BEGIN EXTRACT

Prey Survival by Predator Intimidation

Sometimes, the threat of danger is larger than the danger itself. In the world of predators and their prey, there is a constant trade-off between risk and reward. To the predator, every hunt is a balance between putting itself at risk and capturing its prey. The risk of detection from other predators, the risk of the prey being toxic, the risk of the prey actually pulling an Uno reverse card and turning out to be a predator in disguise; these are some of the risks a predator would have to take on in order to get itself a meal. Naturally, to improve survivability against these risks, evolution sometimes codes in an innate fear to certain markers in the wild that lets a predator know when to prey on something and when not to. Some prey species like butterflies have found a way to use this hard-coding against their predators.

In the paper we are about to explore, Adrian Vallin et al. explore how peacock butterflies (Aglais io) use eyespots as a defence mechanism against blue tits, one of their predators. Peacock butterflies have spectacularly coloured eyespots on the upper-side of their wings. When at risk of predation, in addition to displaying their striking eyespots, the butterflies also flap their wings in a manner that results in the production of a hissing noise. In the present paper, the researchers analyse the effect of eyespots and the sound the butterflies produce on the probability of predation.

The researchers reared larvae of wild-caught females on the host plant Urtica dioica. Once the larvae pupated and metamorphosed into butterflies, the butterflies were kept in a cold-storage room at 6 degrees Celsius. A total of 54 such butterflies were taken, distributed among three treatments, each with their own controls. 54 blue tits (Parus caeruleus) were taken as the predator of choice, caught from the wild. During the predation trials, which involved one bird and one butterfly at a time, the bird was released into a room with a log in it that the butterfly was situated on. Several parameters of the interaction between the bird and the butterfly were measured, chief among which was the ultimate fate of the butterfly. Now to describe the treatments a little.

In the first treatment, the researchers took 10 butterflies before the trials and blacked their eyespots out using a black marker pen. 9 butterflies were taken as a control for this treatment with eyespots left intact. This treatment tests the importance of eyespots in defence against predation while accompanied with sound (experimental has sound but no eyespots while the control has both). In the second treatment, the researchers took 8 butterflies and trimmed portions of their wings off in order to make it impossible for the butterflies to produce any sort of sound when they flap their wings in response to predator threat. Their eyespots were left intact. 8 butterflies with intact eyespots and sound production were taken as controls in this treatment. This treatment tested whether or not the sound component is critical to the efficacy of the eyespots (experimental batch had eyespots but no sound while the control had both). As part of the final treatment, 10 butterflies were taken with blacked-out eyespots and hampered sound-production. The control batch of 9 butterflies had their eyespots left intact and sound production intact. This treatment tests the efficacy of sound and eyespots in unison in deterring a predator (experimental batch had neither eyespots nor sound while control had both).

It was found that the eyespots were very effective against predation. The butterflies in treatments that had blacked-out eyespots had noticeably lower chances of survival, with 13 out of 20 butterflies having been successfully predated upon. There was no noticeable difference in survival when sound was removed from the picture. Out of the 34 butterflies that had eyespots left intact, only one butterfly was actually predated upon. All the remaining 33 managed to successfully scare the predator off, with or without the ability to produce a sound. When the behaviour of the blue tit itself was observed, it was seen that in the 30 minutes that each bird was allowed to attempt to predate on the butterfly after it detected the butterfly, the wing-flicking behaviour shown by the butterfly almost always caused the bird to cancel its approach; this indicates that the bird was indeed somewhat startled by the butterfly’s display. Before this paper, scientists had assumed that the eyespots were effective against predation but hadn’t yet demonstrated this fact conclusively. This paper is significant as the first one to successfully investigate and demonstrate this phenomenon.

END EXTRACT
BEGIN RECORDS PROVIDED

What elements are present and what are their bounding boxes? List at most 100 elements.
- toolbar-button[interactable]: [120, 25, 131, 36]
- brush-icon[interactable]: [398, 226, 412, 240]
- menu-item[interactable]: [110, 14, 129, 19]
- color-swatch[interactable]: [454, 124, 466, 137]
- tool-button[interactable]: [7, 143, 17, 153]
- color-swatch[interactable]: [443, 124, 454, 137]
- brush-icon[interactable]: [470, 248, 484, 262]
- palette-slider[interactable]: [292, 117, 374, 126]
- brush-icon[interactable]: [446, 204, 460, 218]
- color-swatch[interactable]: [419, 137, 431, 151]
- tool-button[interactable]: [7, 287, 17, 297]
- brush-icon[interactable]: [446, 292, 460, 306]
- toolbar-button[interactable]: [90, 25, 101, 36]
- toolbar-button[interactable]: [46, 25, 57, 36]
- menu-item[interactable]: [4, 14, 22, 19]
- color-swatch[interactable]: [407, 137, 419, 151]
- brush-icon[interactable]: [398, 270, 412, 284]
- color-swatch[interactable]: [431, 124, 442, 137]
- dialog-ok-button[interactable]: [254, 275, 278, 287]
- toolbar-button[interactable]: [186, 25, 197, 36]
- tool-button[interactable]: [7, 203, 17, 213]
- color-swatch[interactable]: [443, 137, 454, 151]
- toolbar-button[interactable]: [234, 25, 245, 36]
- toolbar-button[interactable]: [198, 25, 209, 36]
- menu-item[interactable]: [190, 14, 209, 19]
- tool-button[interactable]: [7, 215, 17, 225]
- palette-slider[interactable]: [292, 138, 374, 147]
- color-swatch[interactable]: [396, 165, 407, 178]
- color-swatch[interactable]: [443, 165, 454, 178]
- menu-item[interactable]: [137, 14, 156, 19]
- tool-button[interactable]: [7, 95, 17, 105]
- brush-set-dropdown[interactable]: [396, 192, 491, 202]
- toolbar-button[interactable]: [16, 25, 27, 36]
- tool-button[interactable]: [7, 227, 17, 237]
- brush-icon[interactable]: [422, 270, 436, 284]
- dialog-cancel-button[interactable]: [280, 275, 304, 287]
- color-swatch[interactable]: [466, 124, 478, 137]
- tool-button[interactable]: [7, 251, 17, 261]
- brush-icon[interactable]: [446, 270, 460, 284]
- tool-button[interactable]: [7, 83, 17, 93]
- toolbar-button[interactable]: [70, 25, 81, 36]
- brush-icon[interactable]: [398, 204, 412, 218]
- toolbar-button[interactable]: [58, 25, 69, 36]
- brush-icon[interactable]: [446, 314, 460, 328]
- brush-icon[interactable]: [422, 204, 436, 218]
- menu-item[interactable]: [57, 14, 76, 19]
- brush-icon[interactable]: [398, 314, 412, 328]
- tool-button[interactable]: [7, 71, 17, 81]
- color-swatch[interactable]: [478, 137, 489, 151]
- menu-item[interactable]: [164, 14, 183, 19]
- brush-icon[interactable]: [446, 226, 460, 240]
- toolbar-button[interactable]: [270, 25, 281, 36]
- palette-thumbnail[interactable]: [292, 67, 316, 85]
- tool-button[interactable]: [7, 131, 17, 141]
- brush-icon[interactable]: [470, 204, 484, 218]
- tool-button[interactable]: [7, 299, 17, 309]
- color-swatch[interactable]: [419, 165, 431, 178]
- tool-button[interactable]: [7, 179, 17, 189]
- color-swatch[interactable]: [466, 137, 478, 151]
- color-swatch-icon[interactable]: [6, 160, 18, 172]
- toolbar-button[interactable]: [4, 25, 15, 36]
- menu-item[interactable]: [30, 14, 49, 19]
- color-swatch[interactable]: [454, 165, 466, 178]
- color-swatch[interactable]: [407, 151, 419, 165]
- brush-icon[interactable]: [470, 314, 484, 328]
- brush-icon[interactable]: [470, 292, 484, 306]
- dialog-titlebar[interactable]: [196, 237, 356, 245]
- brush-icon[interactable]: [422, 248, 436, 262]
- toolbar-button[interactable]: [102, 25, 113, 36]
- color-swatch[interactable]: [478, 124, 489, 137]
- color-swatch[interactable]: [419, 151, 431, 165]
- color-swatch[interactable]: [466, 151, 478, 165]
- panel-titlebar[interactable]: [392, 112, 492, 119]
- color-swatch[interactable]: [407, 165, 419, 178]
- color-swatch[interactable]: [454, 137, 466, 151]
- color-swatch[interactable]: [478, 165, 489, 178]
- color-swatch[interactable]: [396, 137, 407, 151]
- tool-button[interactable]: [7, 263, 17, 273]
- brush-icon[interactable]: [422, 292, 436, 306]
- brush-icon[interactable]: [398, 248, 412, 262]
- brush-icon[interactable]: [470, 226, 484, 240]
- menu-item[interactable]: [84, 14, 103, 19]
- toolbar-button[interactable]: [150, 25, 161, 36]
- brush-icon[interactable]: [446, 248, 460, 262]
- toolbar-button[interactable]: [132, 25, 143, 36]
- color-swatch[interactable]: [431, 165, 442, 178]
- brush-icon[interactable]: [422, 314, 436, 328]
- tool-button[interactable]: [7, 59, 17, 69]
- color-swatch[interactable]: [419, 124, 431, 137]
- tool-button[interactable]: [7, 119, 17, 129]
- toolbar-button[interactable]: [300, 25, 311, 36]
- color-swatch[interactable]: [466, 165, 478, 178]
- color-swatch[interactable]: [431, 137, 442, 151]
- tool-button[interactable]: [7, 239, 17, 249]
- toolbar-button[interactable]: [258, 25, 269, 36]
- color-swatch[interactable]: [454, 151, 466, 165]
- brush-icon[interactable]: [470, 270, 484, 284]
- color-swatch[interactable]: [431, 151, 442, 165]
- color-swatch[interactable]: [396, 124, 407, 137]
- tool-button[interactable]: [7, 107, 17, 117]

END RECORDS PROVIDED

EXERCISE DESCRIPTION :: Please list every scientific species name that appears in the article on peacock butterfly eyespots. These rows come from a different source than the article.

RESULT FOR THIS EXERCISE ::
- Aglais io
- Urtica dioica
- Parus caeruleus